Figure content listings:
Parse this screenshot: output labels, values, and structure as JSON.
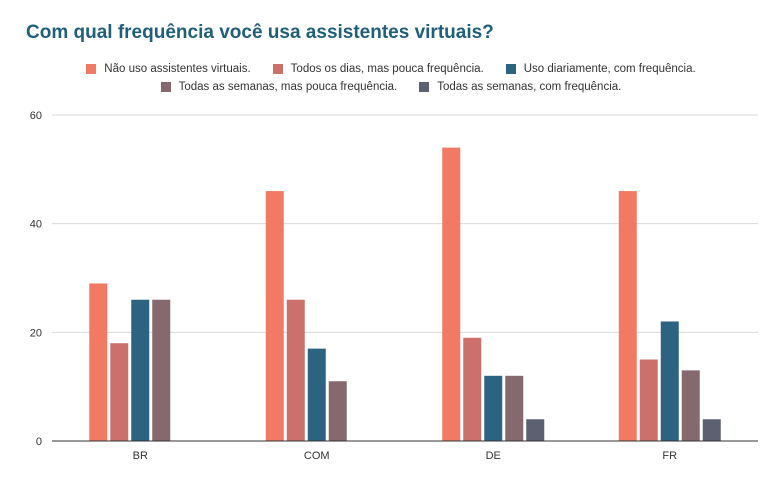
{
  "chart_data": {
    "type": "bar",
    "title": "Com qual frequência você usa assistentes virtuais?",
    "categories": [
      "BR",
      "COM",
      "DE",
      "FR"
    ],
    "series": [
      {
        "name": "Não uso assistentes virtuais.",
        "color": "#f27a65",
        "values": [
          29,
          46,
          54,
          46
        ]
      },
      {
        "name": "Todos os dias, mas pouca frequência.",
        "color": "#cb706a",
        "values": [
          18,
          26,
          19,
          15
        ]
      },
      {
        "name": "Uso diariamente, com frequência.",
        "color": "#2c6380",
        "values": [
          26,
          17,
          12,
          22
        ]
      },
      {
        "name": "Todas as semanas, mas pouca frequência.",
        "color": "#85696f",
        "values": [
          26,
          11,
          12,
          13
        ]
      },
      {
        "name": "Todas as semanas, com frequência.",
        "color": "#5b6170",
        "values": [
          null,
          null,
          4,
          4
        ]
      }
    ],
    "ylim": [
      0,
      60
    ],
    "yticks": [
      0,
      20,
      40,
      60
    ],
    "xlabel": "",
    "ylabel": "",
    "legend_position": "top",
    "grid": true
  }
}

SHORT EXERCISE:
Each entry gets copied exactly; the pictures stay out.

REPLY TO THE TASK:
Parse this screenshot: output labels, values, and structure as JSON.
{
  "chart_data": {
    "type": "bar",
    "title": "Com qual frequência você usa assistentes virtuais?",
    "categories": [
      "BR",
      "COM",
      "DE",
      "FR"
    ],
    "series": [
      {
        "name": "Não uso assistentes virtuais.",
        "color": "#f27a65",
        "values": [
          29,
          46,
          54,
          46
        ]
      },
      {
        "name": "Todos os dias, mas pouca frequência.",
        "color": "#cb706a",
        "values": [
          18,
          26,
          19,
          15
        ]
      },
      {
        "name": "Uso diariamente, com frequência.",
        "color": "#2c6380",
        "values": [
          26,
          17,
          12,
          22
        ]
      },
      {
        "name": "Todas as semanas, mas pouca frequência.",
        "color": "#85696f",
        "values": [
          26,
          11,
          12,
          13
        ]
      },
      {
        "name": "Todas as semanas, com frequência.",
        "color": "#5b6170",
        "values": [
          null,
          null,
          4,
          4
        ]
      }
    ],
    "ylim": [
      0,
      60
    ],
    "yticks": [
      0,
      20,
      40,
      60
    ],
    "xlabel": "",
    "ylabel": "",
    "legend_position": "top",
    "grid": true
  }
}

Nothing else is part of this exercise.